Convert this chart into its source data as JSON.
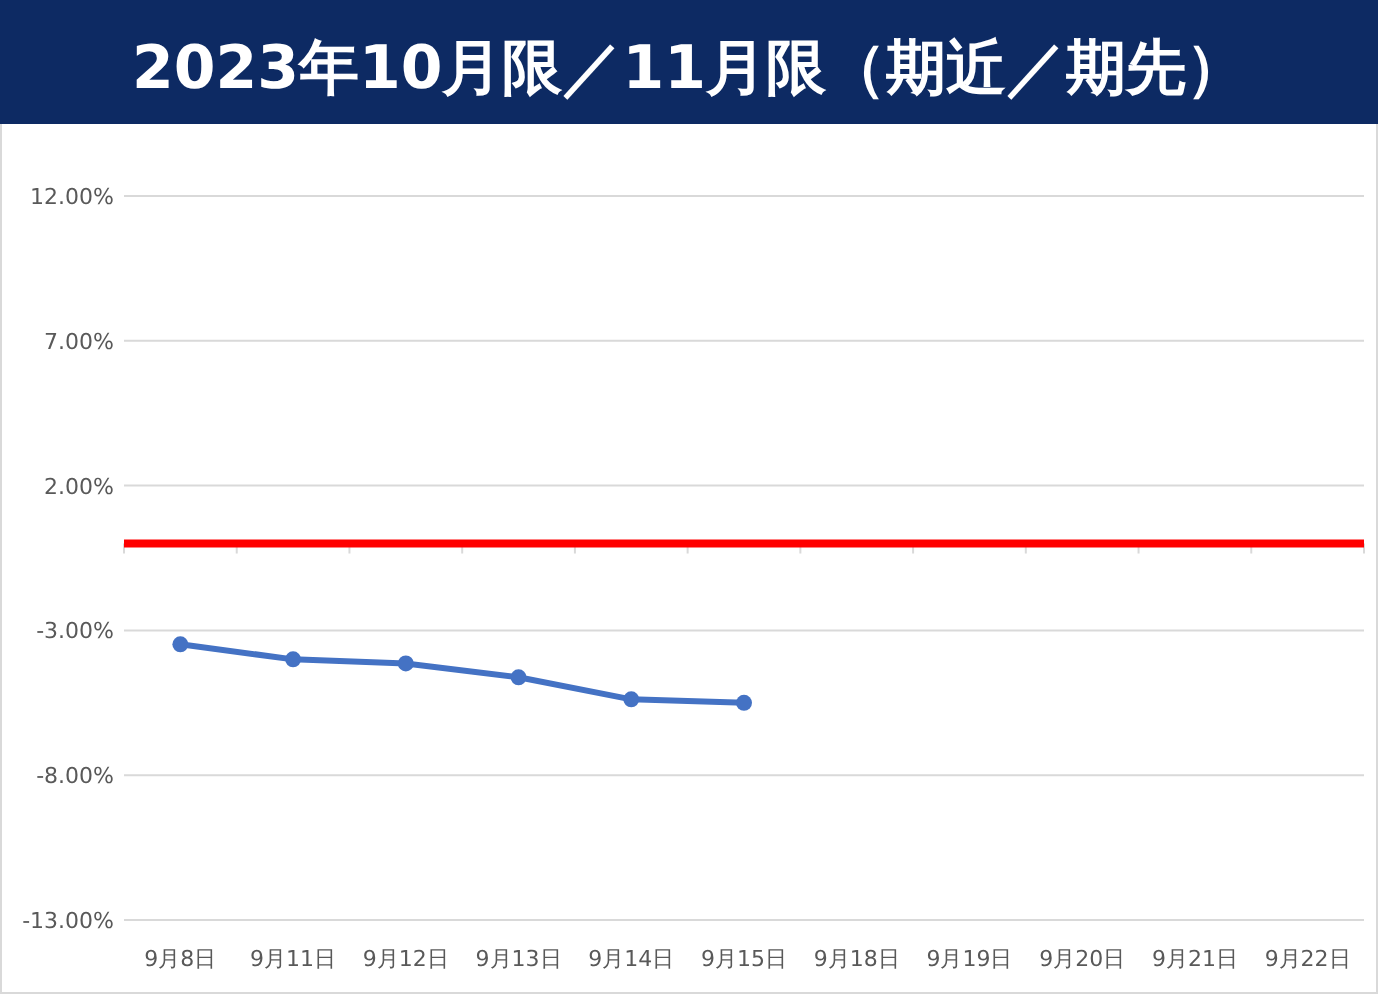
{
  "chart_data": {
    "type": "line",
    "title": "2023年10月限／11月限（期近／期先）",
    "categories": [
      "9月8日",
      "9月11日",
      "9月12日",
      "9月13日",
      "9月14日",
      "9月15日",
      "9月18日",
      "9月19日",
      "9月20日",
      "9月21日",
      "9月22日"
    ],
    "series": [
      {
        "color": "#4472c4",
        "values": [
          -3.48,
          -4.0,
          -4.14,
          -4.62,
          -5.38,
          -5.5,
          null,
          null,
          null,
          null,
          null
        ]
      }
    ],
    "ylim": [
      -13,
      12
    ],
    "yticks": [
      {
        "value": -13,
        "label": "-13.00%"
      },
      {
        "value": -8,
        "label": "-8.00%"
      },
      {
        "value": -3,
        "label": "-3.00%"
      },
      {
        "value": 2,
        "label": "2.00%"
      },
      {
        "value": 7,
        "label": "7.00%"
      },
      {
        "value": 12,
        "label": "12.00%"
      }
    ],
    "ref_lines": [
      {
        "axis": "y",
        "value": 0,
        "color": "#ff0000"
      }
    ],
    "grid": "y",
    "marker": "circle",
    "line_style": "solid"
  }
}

______________________________

Work to be completed:
Retype every entry verbatim and exclude the pictures from the copy.

Output of the task:
Convert this chart into its source data as JSON.
{
  "chart_data": {
    "type": "line",
    "title": "2023年10月限／11月限（期近／期先）",
    "categories": [
      "9月8日",
      "9月11日",
      "9月12日",
      "9月13日",
      "9月14日",
      "9月15日",
      "9月18日",
      "9月19日",
      "9月20日",
      "9月21日",
      "9月22日"
    ],
    "series": [
      {
        "color": "#4472c4",
        "values": [
          -3.48,
          -4.0,
          -4.14,
          -4.62,
          -5.38,
          -5.5,
          null,
          null,
          null,
          null,
          null
        ]
      }
    ],
    "ylim": [
      -13,
      12
    ],
    "yticks": [
      {
        "value": -13,
        "label": "-13.00%"
      },
      {
        "value": -8,
        "label": "-8.00%"
      },
      {
        "value": -3,
        "label": "-3.00%"
      },
      {
        "value": 2,
        "label": "2.00%"
      },
      {
        "value": 7,
        "label": "7.00%"
      },
      {
        "value": 12,
        "label": "12.00%"
      }
    ],
    "ref_lines": [
      {
        "axis": "y",
        "value": 0,
        "color": "#ff0000"
      }
    ],
    "grid": "y",
    "marker": "circle",
    "line_style": "solid"
  }
}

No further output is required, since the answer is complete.